SET EXERCISE: Rewrite the listing from its first line through the line containing "Text: $2$: $2$ — [469, 160, 480, 178]", replacing every "Text" with "Label" and leaving everything else unchanged.

EXTRACTED INFORMATION:
━━━

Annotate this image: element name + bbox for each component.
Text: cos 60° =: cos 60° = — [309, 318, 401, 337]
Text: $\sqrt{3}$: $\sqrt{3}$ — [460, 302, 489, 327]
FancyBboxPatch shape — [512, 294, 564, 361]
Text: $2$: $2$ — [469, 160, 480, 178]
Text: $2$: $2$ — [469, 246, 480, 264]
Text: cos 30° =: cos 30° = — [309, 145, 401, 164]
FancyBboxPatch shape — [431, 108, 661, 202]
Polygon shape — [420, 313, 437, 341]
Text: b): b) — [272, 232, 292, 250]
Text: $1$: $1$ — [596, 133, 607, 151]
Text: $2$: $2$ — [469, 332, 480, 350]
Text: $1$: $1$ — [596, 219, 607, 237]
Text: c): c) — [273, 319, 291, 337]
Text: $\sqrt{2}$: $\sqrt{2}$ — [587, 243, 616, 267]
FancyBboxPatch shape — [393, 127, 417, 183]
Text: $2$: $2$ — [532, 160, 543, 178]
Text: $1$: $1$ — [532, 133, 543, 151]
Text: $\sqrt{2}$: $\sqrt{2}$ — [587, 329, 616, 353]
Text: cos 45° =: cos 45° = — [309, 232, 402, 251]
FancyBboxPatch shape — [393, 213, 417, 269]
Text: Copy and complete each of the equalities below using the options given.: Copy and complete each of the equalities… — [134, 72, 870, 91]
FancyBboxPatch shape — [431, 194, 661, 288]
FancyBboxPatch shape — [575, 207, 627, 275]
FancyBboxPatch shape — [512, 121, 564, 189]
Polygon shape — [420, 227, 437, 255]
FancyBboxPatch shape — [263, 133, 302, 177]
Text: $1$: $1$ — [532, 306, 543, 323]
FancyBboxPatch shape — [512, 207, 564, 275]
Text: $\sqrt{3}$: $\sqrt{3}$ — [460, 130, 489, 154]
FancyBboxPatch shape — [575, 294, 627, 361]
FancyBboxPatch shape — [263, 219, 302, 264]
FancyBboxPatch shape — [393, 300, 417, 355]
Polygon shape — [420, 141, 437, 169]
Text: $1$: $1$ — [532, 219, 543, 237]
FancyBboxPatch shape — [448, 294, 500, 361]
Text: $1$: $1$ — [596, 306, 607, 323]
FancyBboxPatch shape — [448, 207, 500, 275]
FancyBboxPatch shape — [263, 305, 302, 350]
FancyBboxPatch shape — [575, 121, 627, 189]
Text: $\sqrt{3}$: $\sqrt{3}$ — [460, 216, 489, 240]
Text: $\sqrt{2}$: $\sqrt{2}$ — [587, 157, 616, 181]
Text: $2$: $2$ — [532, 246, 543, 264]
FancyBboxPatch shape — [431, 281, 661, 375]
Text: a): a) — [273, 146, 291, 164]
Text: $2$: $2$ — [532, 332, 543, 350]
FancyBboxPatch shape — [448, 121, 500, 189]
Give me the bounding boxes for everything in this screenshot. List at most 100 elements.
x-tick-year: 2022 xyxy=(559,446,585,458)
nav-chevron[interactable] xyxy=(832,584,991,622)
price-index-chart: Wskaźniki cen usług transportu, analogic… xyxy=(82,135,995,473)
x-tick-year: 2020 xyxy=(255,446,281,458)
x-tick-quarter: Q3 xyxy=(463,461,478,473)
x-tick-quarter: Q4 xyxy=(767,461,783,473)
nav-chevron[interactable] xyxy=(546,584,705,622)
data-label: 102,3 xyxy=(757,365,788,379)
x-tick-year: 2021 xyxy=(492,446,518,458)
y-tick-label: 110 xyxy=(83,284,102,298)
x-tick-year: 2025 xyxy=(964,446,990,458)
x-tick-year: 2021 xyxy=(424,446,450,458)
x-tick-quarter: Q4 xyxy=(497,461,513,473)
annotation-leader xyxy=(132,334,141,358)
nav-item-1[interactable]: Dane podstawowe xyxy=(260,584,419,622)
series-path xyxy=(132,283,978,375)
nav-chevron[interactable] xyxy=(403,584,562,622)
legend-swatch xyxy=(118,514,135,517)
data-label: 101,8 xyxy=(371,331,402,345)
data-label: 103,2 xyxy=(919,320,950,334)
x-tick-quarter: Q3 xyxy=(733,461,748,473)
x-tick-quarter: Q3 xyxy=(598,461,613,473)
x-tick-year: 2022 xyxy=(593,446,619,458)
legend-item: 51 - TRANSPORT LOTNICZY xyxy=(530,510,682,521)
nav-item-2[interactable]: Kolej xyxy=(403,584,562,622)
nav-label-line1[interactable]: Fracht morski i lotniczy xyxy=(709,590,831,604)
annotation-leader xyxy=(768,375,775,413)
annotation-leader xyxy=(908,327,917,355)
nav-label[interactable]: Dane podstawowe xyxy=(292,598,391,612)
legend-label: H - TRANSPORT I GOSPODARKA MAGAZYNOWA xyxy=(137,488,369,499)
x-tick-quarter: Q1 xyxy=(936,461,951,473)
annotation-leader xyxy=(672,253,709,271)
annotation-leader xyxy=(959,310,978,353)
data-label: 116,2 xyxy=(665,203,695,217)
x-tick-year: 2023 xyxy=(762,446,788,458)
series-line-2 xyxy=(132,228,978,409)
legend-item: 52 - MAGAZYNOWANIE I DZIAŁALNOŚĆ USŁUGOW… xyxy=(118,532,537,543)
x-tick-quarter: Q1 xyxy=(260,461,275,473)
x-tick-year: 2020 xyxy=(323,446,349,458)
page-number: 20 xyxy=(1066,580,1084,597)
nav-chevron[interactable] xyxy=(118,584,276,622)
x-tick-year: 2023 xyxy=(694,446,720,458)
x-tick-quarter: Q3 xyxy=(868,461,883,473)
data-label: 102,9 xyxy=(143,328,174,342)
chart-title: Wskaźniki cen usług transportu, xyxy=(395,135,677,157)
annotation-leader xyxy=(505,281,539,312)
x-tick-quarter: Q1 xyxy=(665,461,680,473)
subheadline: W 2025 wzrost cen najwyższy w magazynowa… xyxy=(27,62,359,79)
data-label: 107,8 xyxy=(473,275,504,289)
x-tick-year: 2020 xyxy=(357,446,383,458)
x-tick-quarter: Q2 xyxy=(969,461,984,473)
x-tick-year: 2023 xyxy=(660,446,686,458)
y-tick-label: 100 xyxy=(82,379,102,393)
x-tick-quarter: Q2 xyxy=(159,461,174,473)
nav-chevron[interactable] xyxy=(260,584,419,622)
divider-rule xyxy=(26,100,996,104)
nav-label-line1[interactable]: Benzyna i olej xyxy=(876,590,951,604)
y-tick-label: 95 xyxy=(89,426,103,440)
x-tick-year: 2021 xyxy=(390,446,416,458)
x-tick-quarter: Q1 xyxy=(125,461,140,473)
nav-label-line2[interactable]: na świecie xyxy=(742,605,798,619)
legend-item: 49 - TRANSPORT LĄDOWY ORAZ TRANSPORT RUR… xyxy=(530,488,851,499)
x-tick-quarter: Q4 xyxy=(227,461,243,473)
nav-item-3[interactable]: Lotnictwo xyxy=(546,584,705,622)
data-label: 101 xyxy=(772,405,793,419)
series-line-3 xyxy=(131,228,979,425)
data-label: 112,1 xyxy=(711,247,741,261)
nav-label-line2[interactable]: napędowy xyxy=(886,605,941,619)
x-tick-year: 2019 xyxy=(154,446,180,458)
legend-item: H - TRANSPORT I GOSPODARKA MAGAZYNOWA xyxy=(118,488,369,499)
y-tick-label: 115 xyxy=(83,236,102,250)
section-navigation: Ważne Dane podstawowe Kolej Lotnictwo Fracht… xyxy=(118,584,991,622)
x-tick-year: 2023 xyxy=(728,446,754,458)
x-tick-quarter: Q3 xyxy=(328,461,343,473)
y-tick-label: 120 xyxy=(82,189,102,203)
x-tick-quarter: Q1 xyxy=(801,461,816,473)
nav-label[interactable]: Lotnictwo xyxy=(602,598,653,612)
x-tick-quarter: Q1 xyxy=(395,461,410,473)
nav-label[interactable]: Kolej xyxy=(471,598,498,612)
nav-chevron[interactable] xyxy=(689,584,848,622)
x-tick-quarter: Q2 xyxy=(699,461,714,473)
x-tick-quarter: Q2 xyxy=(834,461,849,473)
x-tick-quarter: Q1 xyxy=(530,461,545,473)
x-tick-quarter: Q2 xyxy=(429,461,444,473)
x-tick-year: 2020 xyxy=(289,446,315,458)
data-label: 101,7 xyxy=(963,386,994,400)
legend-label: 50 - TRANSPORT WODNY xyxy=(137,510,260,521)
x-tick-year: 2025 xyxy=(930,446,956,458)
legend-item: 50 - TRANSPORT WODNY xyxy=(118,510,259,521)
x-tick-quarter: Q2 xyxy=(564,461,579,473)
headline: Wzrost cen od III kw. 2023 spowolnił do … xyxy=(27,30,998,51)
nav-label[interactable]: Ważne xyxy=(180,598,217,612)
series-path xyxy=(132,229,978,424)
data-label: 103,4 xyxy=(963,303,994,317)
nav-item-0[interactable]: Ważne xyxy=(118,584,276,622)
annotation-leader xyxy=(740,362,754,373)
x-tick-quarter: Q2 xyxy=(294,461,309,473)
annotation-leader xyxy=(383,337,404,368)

━━━

RESULT OF THE TASK:
Annotate this image: element name + bbox for each component.
Label: cos 60° =: cos 60° = — [309, 318, 401, 337]
Label: $\sqrt{3}$: $\sqrt{3}$ — [460, 302, 489, 327]
FancyBboxPatch shape — [512, 294, 564, 361]
Label: $2$: $2$ — [469, 160, 480, 178]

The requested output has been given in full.